— GIVEN RECORDS —
⁂

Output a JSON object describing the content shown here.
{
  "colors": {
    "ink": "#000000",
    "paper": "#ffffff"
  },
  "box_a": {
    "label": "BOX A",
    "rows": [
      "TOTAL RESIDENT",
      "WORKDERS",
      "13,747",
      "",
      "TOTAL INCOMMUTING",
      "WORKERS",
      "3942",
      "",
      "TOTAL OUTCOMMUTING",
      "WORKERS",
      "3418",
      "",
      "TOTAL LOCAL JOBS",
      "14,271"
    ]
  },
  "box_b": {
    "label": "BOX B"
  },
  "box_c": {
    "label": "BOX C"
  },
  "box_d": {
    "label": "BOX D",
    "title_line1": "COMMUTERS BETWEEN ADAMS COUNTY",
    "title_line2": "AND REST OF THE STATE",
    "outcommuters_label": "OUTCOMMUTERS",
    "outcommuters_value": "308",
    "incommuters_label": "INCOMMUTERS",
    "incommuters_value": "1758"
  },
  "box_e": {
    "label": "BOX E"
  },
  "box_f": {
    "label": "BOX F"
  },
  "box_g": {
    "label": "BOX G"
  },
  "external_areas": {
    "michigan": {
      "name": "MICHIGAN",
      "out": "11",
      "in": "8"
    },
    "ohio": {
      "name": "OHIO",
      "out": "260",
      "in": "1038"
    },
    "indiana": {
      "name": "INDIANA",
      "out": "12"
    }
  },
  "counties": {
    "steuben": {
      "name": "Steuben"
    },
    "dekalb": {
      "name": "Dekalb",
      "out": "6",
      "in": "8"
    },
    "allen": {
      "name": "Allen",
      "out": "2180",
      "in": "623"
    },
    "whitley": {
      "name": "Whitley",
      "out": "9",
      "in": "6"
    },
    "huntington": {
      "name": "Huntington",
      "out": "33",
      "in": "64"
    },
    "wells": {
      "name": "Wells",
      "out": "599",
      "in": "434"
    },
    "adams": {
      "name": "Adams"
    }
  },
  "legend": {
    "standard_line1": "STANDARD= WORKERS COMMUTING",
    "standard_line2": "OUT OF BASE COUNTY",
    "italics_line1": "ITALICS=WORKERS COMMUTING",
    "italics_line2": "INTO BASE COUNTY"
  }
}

⁂

— WHAT THE EXERCISE ASKS —
Restate all of the entries above precisely.

— TASK RESULT —
Output a JSON object describing the content shown here.
{
  "colors": {
    "ink": "#000000",
    "paper": "#ffffff"
  },
  "box_a": {
    "label": "BOX A",
    "rows": [
      "TOTAL RESIDENT",
      "WORKDERS",
      "13,747",
      "",
      "TOTAL INCOMMUTING",
      "WORKERS",
      "3942",
      "",
      "TOTAL OUTCOMMUTING",
      "WORKERS",
      "3418",
      "",
      "TOTAL LOCAL JOBS",
      "14,271"
    ]
  },
  "box_b": {
    "label": "BOX B"
  },
  "box_c": {
    "label": "BOX C"
  },
  "box_d": {
    "label": "BOX D",
    "title_line1": "COMMUTERS BETWEEN ADAMS COUNTY",
    "title_line2": "AND REST OF THE STATE",
    "outcommuters_label": "OUTCOMMUTERS",
    "outcommuters_value": "308",
    "incommuters_label": "INCOMMUTERS",
    "incommuters_value": "1758"
  },
  "box_e": {
    "label": "BOX E"
  },
  "box_f": {
    "label": "BOX F"
  },
  "box_g": {
    "label": "BOX G"
  },
  "external_areas": {
    "michigan": {
      "name": "MICHIGAN",
      "out": "11",
      "in": "8"
    },
    "ohio": {
      "name": "OHIO",
      "out": "260",
      "in": "1038"
    },
    "indiana": {
      "name": "INDIANA",
      "out": "12"
    }
  },
  "counties": {
    "steuben": {
      "name": "Steuben"
    },
    "dekalb": {
      "name": "Dekalb",
      "out": "6",
      "in": "8"
    },
    "allen": {
      "name": "Allen",
      "out": "2180",
      "in": "623"
    },
    "whitley": {
      "name": "Whitley",
      "out": "9",
      "in": "6"
    },
    "huntington": {
      "name": "Huntington",
      "out": "33",
      "in": "64"
    },
    "wells": {
      "name": "Wells",
      "out": "599",
      "in": "434"
    },
    "adams": {
      "name": "Adams"
    }
  },
  "legend": {
    "standard_line1": "STANDARD= WORKERS COMMUTING",
    "standard_line2": "OUT OF BASE COUNTY",
    "italics_line1": "ITALICS=WORKERS COMMUTING",
    "italics_line2": "INTO BASE COUNTY"
  }
}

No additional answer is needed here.